[START]
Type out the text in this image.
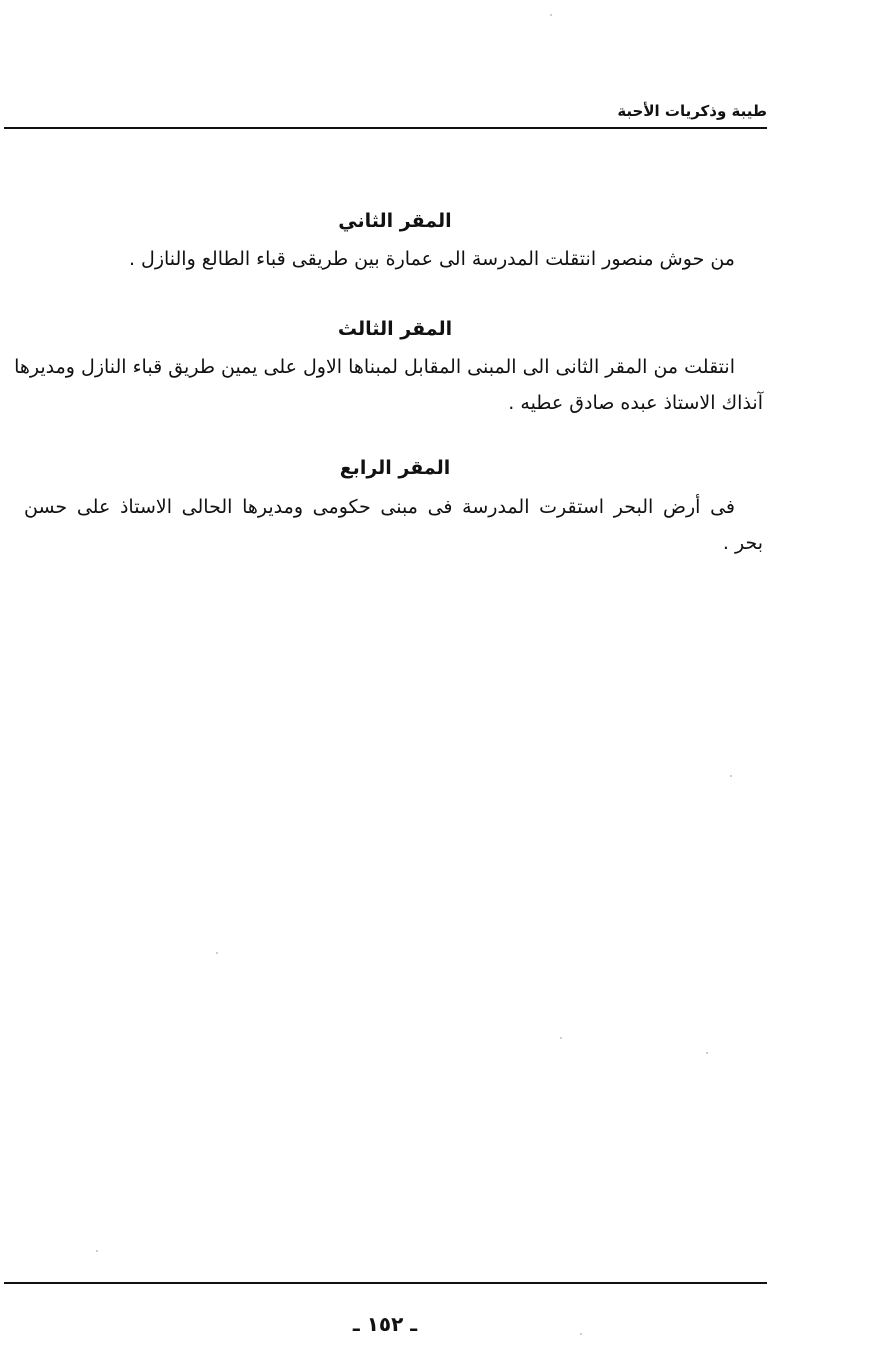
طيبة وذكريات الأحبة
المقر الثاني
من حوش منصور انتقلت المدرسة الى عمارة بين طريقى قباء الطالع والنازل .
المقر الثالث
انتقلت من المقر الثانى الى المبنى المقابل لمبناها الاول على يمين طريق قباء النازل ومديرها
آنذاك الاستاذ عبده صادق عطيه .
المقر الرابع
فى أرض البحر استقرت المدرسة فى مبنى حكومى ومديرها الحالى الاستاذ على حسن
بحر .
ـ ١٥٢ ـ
[END]
**SET EXERCISE:**
Transcribe the material as is, with images omitted.

**FULL RESPONSE:**
Type out the text in this image.
طيبة وذكريات الأحبة
المقر الثاني
من حوش منصور انتقلت المدرسة الى عمارة بين طريقى قباء الطالع والنازل .
المقر الثالث
انتقلت من المقر الثانى الى المبنى المقابل لمبناها الاول على يمين طريق قباء النازل ومديرها
آنذاك الاستاذ عبده صادق عطيه .
المقر الرابع
فى أرض البحر استقرت المدرسة فى مبنى حكومى ومديرها الحالى الاستاذ على حسن
بحر .
ـ ١٥٢ ـ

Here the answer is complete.